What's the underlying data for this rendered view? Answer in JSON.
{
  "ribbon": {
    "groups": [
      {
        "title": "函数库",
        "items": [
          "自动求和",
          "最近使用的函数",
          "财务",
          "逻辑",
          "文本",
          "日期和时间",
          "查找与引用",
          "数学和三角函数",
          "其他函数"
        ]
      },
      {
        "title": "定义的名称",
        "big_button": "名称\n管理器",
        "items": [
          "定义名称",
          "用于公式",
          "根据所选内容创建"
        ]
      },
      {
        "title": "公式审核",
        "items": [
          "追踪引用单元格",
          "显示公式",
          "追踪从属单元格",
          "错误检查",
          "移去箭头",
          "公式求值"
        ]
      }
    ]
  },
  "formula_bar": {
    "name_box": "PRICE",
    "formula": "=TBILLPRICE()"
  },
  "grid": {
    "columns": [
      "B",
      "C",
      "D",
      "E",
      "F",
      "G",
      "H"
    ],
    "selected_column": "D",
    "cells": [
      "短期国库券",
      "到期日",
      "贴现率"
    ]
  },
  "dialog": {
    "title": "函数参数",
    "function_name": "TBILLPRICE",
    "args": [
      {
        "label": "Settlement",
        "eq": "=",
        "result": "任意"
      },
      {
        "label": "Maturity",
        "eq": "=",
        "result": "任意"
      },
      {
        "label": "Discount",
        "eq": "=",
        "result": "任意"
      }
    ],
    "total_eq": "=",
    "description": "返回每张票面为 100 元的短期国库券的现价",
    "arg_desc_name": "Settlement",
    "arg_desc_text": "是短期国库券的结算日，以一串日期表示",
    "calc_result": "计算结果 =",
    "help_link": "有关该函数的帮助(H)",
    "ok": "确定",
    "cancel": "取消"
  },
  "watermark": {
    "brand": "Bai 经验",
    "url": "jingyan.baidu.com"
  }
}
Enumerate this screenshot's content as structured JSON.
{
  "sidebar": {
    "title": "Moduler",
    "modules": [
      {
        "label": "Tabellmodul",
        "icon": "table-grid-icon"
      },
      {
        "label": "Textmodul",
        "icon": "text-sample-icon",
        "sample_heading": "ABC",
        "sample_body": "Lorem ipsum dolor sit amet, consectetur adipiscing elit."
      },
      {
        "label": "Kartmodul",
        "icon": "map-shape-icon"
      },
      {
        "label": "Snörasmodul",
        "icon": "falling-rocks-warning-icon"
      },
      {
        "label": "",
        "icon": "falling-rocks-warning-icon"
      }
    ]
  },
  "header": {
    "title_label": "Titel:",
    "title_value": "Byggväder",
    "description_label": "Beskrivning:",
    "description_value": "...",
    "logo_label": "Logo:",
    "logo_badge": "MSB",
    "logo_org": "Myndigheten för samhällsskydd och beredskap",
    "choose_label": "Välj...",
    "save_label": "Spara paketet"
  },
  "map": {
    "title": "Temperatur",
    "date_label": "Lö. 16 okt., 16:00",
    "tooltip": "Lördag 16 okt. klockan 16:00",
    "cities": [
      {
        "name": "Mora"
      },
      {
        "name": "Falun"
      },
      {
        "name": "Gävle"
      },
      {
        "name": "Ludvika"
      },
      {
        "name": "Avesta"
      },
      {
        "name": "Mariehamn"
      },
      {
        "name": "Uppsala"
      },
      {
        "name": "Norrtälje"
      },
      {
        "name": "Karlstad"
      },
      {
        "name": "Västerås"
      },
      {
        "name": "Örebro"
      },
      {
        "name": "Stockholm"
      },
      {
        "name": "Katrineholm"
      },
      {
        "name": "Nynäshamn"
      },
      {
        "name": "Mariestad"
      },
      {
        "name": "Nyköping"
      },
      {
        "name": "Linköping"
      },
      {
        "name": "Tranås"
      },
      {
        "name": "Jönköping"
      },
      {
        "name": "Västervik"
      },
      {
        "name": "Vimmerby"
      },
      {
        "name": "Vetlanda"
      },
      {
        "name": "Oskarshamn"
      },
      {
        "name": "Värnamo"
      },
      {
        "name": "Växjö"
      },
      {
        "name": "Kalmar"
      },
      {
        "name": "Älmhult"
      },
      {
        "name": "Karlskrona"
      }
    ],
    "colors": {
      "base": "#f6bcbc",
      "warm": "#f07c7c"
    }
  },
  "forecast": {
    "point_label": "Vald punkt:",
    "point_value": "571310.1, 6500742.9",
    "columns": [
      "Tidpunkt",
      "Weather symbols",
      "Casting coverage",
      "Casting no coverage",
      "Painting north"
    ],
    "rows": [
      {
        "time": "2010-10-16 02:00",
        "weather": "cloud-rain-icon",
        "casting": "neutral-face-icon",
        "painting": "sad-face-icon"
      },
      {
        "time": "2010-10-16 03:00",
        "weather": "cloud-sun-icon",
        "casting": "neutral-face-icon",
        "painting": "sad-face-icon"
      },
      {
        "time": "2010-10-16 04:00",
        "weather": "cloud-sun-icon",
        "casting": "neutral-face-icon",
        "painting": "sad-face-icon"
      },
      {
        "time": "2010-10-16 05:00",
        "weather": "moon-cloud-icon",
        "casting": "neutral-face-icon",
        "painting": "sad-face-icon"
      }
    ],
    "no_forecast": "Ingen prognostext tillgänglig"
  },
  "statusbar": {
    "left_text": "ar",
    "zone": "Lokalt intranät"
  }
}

***

Given exercise:
Using the material above, state how many lines include the string "cloud". Answer with a single number.

Solution to this exercise:
4